Text segment:
--- START ---

Allow no notification address or type #197
Conversation
Don't try to send a push notifications when this happens and explicitly log when no push notification address is available
…notificationType being present
| // Filter bogus "null" and "(null)" entries that were put in the database by returning '' instead. | ||
| // There is no point in trying to send a notification to such addresses. | ||
| $notificationAddressLower = strtolower($notificationAddress); | ||
| if (($notificationAddressLower == 'null') || ($notificationAddressLower == '(null)')) { |
There was a problem hiding this comment.
First off, this is a very effective way to stop this value from being used as the notification address! One would hope the Tiqr server user storage would prevent this from happening.
Wouldn't it be better to let the source of the data guard the values being sent out? Its always a bit of a debate who is responsible for data integrity.
Finally. Have you actually seen a (null) string value? Or is this what you see in the database GUI when inspecting the field? I've never seen this happening before.
There was a problem hiding this comment.

--- END ---

What you have to do: Decide whether each statement agrees with the code review thread, answering yes or no and quoting the deciding words. 1. The code filters out "null" and "(null)" entries found in the database. 2. The reviewer has often seen a (null) string value. 3. The reviewer suggests that the source of the data might guard the values being sent out. The data that comes next is from a different source.

Dataset records:
--- START ---

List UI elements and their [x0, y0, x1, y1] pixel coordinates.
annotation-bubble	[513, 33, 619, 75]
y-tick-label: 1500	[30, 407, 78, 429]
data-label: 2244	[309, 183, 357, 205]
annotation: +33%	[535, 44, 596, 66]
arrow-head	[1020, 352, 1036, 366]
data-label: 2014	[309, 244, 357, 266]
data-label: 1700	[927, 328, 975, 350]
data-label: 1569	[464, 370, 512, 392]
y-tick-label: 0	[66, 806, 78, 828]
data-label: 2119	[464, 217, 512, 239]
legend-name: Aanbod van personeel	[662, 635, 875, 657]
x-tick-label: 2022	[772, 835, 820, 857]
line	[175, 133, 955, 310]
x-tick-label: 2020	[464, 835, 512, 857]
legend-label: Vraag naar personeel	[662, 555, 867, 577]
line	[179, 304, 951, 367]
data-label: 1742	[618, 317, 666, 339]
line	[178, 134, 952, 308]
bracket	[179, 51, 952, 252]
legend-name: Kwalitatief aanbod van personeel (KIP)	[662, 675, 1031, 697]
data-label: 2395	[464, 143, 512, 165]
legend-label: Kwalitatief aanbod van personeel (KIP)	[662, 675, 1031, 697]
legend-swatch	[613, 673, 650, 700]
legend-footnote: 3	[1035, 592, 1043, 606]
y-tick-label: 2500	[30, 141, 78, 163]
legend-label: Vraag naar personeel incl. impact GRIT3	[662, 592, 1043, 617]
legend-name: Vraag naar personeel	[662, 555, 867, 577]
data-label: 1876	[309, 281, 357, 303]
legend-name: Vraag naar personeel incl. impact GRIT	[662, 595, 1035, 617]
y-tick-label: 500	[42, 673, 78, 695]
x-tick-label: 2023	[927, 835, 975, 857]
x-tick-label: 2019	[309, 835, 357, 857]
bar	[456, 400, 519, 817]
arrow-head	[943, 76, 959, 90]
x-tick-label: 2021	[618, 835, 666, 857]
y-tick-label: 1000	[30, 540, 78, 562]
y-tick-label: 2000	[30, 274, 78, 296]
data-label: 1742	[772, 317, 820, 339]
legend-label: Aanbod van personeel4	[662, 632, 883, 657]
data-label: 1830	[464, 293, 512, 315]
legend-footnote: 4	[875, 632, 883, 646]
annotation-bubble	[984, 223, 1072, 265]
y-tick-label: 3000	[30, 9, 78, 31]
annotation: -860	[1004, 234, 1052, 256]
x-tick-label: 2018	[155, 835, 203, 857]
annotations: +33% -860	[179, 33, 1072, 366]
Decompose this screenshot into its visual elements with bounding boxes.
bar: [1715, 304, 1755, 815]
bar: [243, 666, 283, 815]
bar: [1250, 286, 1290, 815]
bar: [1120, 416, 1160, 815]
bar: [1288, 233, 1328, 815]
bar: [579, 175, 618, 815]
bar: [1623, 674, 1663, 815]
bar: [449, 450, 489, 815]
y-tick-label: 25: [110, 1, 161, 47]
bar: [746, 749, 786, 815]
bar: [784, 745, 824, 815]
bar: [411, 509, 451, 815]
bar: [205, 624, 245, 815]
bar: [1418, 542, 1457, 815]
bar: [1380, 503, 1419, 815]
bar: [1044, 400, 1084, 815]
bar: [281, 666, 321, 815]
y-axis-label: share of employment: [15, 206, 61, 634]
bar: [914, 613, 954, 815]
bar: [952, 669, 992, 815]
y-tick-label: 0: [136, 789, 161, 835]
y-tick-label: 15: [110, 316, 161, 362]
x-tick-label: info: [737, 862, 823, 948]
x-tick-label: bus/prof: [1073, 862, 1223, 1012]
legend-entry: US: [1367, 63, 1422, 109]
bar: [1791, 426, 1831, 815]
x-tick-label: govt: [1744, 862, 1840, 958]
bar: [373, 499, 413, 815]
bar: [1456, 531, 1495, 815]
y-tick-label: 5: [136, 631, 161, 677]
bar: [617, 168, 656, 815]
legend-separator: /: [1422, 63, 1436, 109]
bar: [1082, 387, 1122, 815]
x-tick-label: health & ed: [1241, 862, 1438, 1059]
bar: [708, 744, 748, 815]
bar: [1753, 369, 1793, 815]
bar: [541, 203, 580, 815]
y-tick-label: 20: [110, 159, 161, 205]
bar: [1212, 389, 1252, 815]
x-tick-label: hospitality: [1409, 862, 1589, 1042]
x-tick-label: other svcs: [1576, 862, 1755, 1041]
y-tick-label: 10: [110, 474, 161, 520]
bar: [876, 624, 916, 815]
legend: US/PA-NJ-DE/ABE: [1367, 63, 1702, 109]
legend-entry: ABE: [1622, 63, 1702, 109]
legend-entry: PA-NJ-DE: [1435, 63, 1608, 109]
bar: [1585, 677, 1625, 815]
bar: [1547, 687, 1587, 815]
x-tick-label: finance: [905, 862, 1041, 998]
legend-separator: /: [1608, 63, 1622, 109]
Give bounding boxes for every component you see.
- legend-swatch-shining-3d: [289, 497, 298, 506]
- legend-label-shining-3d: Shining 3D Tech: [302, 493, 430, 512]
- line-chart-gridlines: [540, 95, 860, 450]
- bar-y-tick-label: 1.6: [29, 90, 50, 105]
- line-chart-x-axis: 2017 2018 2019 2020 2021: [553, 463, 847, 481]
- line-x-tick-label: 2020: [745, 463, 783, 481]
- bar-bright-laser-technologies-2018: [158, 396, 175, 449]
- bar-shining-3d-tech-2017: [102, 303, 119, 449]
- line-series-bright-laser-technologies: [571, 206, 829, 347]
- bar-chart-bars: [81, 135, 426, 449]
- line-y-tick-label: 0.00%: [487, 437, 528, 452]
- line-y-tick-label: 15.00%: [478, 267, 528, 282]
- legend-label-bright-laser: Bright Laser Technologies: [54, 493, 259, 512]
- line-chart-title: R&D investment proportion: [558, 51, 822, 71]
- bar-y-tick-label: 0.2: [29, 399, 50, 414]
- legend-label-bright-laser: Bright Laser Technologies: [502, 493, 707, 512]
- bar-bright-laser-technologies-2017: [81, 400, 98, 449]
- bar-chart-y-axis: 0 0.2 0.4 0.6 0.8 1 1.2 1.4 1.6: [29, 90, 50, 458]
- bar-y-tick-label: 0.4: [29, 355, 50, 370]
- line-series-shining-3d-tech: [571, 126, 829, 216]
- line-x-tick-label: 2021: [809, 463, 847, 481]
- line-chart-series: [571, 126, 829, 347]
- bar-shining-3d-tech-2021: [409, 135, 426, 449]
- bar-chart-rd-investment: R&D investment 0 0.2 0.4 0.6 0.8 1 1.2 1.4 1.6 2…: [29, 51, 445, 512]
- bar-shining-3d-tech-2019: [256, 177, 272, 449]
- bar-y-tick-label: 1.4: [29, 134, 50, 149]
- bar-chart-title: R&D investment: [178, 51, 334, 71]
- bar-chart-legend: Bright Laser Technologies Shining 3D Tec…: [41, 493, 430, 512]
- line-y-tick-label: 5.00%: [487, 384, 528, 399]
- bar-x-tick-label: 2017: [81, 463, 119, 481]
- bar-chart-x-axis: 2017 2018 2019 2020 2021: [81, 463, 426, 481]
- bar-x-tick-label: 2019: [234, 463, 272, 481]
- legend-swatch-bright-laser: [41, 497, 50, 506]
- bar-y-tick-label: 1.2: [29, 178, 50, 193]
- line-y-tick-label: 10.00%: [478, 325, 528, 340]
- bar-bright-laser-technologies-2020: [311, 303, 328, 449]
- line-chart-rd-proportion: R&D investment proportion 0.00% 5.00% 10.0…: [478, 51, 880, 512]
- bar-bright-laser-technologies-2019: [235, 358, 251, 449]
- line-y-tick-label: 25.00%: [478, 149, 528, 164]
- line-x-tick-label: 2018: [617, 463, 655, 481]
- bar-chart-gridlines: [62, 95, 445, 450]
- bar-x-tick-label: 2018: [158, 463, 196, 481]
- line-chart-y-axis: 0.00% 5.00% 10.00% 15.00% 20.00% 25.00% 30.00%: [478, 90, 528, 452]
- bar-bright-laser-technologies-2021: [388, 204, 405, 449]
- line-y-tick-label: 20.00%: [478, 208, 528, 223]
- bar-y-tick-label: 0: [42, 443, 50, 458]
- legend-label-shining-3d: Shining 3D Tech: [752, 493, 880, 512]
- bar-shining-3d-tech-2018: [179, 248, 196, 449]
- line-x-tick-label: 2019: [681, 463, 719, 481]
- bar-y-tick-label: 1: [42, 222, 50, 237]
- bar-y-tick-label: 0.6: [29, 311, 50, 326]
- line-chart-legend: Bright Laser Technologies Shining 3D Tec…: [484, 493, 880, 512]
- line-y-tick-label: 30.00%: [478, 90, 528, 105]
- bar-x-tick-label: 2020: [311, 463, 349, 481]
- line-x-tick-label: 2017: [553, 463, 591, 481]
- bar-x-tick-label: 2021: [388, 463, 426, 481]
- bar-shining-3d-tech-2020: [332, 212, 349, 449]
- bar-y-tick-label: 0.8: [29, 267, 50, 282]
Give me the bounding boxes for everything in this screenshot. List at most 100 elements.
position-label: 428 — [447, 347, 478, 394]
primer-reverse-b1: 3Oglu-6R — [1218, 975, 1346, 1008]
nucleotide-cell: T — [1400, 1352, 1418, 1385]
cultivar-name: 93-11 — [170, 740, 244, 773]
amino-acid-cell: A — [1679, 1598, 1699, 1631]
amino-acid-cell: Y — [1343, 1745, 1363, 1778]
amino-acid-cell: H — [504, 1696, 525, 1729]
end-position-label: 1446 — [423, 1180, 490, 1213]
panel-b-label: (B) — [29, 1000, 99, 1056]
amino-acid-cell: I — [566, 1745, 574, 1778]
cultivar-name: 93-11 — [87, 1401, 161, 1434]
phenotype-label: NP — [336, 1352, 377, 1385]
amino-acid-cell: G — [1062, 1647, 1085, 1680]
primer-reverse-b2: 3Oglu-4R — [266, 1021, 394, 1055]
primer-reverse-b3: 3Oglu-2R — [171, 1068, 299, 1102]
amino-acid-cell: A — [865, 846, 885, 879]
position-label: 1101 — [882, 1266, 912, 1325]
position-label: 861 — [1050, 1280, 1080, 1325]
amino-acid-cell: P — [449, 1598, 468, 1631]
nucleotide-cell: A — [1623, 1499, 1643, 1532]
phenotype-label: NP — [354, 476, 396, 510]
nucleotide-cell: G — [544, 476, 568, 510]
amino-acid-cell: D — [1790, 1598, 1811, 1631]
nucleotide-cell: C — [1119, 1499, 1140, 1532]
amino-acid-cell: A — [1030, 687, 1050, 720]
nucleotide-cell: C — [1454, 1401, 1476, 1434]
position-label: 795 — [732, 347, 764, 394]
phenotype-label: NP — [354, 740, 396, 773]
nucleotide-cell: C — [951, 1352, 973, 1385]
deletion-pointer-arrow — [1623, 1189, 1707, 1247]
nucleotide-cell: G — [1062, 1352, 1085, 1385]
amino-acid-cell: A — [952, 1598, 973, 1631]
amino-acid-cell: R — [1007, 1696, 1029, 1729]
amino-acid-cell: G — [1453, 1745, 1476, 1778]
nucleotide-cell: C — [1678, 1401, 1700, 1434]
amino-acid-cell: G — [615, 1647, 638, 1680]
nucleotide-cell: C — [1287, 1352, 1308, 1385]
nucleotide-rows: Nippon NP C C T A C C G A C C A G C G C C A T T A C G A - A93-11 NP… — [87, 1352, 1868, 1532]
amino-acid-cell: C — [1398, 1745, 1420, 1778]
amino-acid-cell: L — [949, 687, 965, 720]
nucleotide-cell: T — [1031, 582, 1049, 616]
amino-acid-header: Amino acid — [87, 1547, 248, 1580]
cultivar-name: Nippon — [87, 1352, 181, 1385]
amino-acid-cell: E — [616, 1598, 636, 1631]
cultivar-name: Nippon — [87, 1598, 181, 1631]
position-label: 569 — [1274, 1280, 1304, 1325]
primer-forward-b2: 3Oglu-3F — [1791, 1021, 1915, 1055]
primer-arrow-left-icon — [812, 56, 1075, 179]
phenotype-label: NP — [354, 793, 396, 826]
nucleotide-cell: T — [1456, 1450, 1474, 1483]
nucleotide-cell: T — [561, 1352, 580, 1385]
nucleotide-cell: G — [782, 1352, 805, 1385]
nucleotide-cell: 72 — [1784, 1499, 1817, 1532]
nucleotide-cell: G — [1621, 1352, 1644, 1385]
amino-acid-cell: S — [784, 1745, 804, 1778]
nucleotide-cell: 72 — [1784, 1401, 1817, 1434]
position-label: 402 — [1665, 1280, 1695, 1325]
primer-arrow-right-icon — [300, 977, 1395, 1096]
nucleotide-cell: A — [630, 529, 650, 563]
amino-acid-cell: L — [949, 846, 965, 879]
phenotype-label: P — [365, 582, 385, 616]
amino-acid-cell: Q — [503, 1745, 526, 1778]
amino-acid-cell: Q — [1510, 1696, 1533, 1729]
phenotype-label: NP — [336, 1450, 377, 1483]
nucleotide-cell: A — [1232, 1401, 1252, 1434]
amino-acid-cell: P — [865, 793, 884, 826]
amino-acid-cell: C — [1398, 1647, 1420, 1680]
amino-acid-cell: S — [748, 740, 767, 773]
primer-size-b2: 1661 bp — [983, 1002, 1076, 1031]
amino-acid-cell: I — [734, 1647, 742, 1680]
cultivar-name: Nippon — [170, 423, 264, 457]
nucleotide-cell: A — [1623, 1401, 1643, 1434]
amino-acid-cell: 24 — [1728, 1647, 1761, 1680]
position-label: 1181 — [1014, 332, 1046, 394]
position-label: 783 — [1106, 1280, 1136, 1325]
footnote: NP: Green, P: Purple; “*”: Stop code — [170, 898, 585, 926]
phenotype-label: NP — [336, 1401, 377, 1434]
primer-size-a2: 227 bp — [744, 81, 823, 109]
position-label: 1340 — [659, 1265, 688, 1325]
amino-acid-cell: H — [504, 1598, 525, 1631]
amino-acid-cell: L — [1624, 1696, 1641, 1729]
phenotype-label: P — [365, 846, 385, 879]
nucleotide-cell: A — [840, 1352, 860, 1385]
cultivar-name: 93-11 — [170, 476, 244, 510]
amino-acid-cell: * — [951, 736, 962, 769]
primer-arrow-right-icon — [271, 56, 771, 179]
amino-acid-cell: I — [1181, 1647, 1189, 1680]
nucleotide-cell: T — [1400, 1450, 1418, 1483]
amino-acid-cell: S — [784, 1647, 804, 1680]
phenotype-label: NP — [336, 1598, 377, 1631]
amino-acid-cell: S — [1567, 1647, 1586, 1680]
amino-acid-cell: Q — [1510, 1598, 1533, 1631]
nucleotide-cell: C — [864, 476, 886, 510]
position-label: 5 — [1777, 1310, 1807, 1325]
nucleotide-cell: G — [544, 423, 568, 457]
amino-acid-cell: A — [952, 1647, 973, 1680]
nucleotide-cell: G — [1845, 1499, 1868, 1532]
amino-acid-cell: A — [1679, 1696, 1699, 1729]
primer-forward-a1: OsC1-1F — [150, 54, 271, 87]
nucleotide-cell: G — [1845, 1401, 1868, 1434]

--- END ---

Completed exercise:
1. Yes: "Filter bogus "null" and "(null)" entries that were put in the database by returning '' instead."
2. No: "I've never seen this happening before."
3. Yes: "Wouldn't it be better to let the source of the data guard the values being sent out?"